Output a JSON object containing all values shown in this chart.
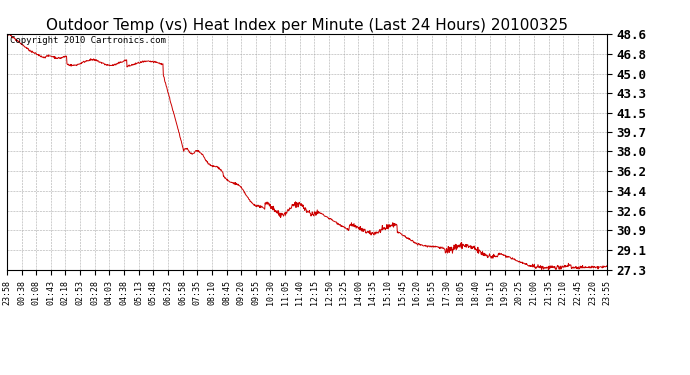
{
  "title": "Outdoor Temp (vs) Heat Index per Minute (Last 24 Hours) 20100325",
  "copyright_text": "Copyright 2010 Cartronics.com",
  "line_color": "#cc0000",
  "background_color": "#ffffff",
  "grid_color": "#aaaaaa",
  "yticks": [
    27.3,
    29.1,
    30.9,
    32.6,
    34.4,
    36.2,
    38.0,
    39.7,
    41.5,
    43.3,
    45.0,
    46.8,
    48.6
  ],
  "ylim": [
    27.3,
    48.6
  ],
  "xtick_labels": [
    "23:58",
    "00:38",
    "01:08",
    "01:43",
    "02:18",
    "02:53",
    "03:28",
    "04:03",
    "04:38",
    "05:13",
    "05:48",
    "06:23",
    "06:58",
    "07:35",
    "08:10",
    "08:45",
    "09:20",
    "09:55",
    "10:30",
    "11:05",
    "11:40",
    "12:15",
    "12:50",
    "13:25",
    "14:00",
    "14:35",
    "15:10",
    "15:45",
    "16:20",
    "16:55",
    "17:30",
    "18:05",
    "18:40",
    "19:15",
    "19:50",
    "20:25",
    "21:00",
    "21:35",
    "22:10",
    "22:45",
    "23:20",
    "23:55"
  ],
  "title_fontsize": 11,
  "tick_fontsize": 6,
  "ytick_fontsize": 9,
  "copyright_fontsize": 6.5
}
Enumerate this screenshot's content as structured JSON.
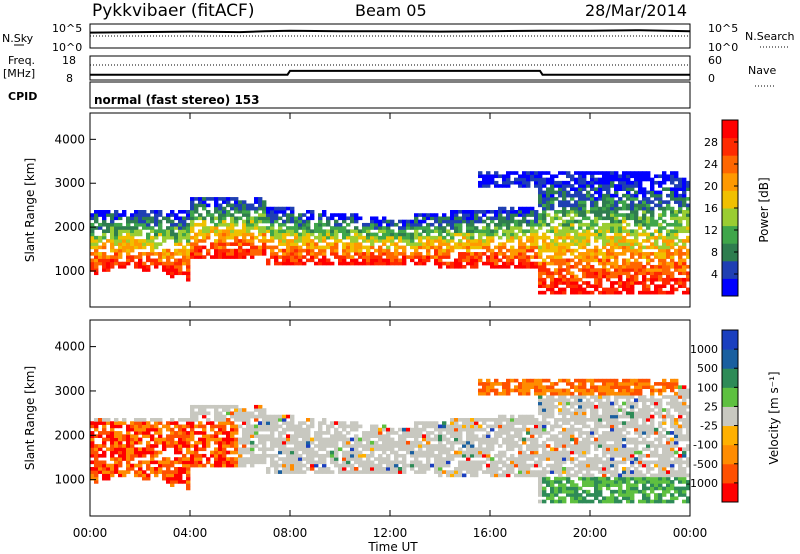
= = = = = = =
Lines containing the word "this" are to be tallied; report only the total.

2